"Journalistic Objectivity" Has Always Had a Price Tag
The AP fired Emily Wilder, but is partnering with a sports betting website. How does that make any sense?
Last week, the Associated Press made headlines for firing Emily Wilder, a young journalist who had the gall to support the human rights of Palestinians in college. In a meandering statement justifying Wilder’s ousting, the AP implied she had “jeopardize[d] our journalism or the journalists who are covering the story.”
Then, on Tuesday, the AP made another eye-popping announcement: it would partner with sports betting website FanDuel to exclusively cite its odds in sports articles. “It makes sense to work with one of the largest, reputable sportsbooks in the United States to provide a consistent, credible reference point for AP and its customers,” AP products director Barry Bedlan said, according to Variety. The AP is set to bring in an undisclosed sum of money from the deal, Variety reported.
Sports betting is a billion-dollar industry, as the AP itself has been eager to report on in the past. Now that the AP has a financial staker in the industry’s success, a reader could—in good faith—question the organization's incentive to report news affecting the industry.
Wilder, on the other hand, did not report on the Middle East. She was a Southwest correspondent, and a quick search of the AP’s website shows she did not write about Israel or Palestine during her short tenure at the newswire.
This begs the question: why does the AP consider FanDuel an objective reference point for its readers, but not a journalist? Simple. The former brings them money. The latter doesn’t—and, with the right-wing outrage economy stoked against Wilder by the likes of Sen. Tom Cotton and Ben Shapiro, had the potential to cost them cash. Journalism has always taken the former more seriously than the latter, as a matter of survival—the industry is on a financial back foot, after all. Yet this standard, justified as a necessity in the search for fearless truth-telling and objectivity, is itself on its face biased.

RECORDED INFORMATION =>

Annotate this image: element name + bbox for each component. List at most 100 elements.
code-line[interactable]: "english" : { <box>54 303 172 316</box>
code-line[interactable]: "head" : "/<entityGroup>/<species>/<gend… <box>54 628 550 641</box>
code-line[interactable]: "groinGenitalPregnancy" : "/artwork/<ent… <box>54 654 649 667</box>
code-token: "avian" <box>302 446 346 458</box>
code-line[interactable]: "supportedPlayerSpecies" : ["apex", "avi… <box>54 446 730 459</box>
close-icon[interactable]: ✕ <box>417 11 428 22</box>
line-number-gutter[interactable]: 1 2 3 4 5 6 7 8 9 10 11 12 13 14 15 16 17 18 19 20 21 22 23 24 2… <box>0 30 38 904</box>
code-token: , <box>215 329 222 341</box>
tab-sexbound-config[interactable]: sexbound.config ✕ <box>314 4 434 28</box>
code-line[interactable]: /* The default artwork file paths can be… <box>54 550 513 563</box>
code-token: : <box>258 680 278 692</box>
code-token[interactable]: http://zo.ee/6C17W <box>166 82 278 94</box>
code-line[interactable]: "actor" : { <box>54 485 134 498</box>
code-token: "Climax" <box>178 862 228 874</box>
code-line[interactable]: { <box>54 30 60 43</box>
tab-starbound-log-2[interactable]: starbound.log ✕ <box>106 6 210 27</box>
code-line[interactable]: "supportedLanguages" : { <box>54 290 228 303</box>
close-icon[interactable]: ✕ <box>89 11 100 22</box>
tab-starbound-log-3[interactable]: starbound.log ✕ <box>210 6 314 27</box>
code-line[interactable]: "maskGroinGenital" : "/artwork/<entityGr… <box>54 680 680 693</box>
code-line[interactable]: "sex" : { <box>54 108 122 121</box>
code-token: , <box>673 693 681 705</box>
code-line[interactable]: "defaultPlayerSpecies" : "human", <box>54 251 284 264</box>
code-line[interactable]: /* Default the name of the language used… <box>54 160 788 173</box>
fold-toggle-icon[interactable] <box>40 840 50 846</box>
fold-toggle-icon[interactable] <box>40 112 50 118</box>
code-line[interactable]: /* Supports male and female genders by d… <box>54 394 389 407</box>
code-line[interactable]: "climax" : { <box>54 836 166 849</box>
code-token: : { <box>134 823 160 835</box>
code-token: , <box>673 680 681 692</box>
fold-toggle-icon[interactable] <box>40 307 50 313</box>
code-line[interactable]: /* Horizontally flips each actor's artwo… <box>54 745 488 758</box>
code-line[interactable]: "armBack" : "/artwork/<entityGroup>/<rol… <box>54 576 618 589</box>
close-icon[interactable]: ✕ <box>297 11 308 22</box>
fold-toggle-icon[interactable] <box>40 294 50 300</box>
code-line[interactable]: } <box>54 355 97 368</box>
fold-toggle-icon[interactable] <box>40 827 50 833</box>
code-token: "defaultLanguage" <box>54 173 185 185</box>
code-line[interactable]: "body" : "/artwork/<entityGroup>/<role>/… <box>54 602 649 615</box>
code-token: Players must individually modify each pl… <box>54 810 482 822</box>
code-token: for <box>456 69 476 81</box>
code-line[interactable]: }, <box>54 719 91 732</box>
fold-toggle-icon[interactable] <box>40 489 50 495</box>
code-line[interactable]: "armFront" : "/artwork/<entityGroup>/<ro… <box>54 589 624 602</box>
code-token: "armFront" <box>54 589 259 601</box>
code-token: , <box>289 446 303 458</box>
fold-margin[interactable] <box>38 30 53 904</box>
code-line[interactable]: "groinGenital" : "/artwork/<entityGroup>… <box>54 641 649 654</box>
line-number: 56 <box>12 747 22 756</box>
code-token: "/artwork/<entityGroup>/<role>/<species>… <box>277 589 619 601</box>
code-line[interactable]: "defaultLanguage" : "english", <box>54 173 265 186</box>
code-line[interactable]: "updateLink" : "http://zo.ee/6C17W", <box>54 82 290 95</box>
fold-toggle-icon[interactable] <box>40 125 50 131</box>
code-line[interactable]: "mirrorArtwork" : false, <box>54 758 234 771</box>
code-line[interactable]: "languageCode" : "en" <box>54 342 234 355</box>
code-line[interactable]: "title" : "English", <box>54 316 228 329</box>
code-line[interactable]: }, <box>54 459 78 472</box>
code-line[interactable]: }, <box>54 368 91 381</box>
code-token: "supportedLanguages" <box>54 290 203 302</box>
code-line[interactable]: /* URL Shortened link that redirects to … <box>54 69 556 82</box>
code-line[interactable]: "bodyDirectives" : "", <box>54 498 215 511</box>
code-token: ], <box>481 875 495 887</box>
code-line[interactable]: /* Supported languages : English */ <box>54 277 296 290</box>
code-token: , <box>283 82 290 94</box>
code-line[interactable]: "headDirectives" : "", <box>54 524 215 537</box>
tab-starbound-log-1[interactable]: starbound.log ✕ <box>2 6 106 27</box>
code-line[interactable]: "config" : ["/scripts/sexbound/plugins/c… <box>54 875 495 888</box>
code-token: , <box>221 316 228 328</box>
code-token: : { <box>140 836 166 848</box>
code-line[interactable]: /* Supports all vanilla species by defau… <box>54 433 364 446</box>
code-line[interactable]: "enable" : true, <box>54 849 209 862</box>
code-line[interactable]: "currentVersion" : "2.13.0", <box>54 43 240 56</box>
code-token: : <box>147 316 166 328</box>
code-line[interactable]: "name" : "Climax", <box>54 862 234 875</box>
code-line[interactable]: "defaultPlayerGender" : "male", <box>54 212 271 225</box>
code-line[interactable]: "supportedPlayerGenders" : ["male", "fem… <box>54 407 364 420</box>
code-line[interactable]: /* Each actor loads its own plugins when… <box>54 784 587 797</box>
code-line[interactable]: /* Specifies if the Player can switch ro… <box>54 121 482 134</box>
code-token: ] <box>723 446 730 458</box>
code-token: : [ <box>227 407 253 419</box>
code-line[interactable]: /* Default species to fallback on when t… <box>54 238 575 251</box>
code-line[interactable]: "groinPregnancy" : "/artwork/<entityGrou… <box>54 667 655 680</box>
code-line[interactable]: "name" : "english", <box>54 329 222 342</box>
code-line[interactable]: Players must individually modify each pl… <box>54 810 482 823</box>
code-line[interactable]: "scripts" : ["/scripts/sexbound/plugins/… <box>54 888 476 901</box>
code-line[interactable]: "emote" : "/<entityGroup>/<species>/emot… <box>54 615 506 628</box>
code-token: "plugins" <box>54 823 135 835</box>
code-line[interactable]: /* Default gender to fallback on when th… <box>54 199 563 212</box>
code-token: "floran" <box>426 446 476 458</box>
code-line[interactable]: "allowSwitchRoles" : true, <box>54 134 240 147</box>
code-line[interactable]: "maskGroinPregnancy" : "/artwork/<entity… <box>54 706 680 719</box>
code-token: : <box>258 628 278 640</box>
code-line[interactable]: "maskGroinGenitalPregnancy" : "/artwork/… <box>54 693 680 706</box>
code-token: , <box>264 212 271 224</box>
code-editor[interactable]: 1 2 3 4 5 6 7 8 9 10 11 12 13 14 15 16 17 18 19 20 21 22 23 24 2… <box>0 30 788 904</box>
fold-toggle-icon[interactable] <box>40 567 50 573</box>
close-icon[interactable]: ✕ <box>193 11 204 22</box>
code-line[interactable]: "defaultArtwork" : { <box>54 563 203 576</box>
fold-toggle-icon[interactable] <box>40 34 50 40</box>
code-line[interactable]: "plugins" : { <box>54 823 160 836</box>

WHAT THE TASK ASKS =>
Please continue the opinion piece above about the AP's firing of Emily Wilder and its FanDuel partnership, starting right after its final sentence.

ANSWER =>
Ben Smith, the august New York Times media critic and former editor-in-chief of BuzzFeed News, described the backlash over Wilder’s firing as “not so much about abandoning the idea of neutrality, as shifting where that neutral position is.” Smith is half right—objectivity has in of itself never been a set point, but a norm agreed upon by those in power. And, when Smith was in power at BuzzFeed, his site deleted articles at the behest of advertisers.
In this economy, however, no one is innocent. Gawker, which broke the BuzzFeed story, itself censored its own articles at the behest of corporate. The New York Times, Smith’s current employer, has not one, not two, but THREE regular columnists with undisclosed lobbying side gigs. The Washington Post, the other big newspaper of record in the U.S., is owned by the richest man in the world and has been accused of going soft on his ever-hegemonic Amazon.
You get the point. The for-profit model of journalism introduces a tension for reporters in readers: how can you be trusted to be fair and objective toward the power centers who underwrite your writing? Journalism’s gatekeepers—editors and management—have taken an individualistic approach to combating said bias, pruning individual reporters such as Wilder, or Chris Hedges before her.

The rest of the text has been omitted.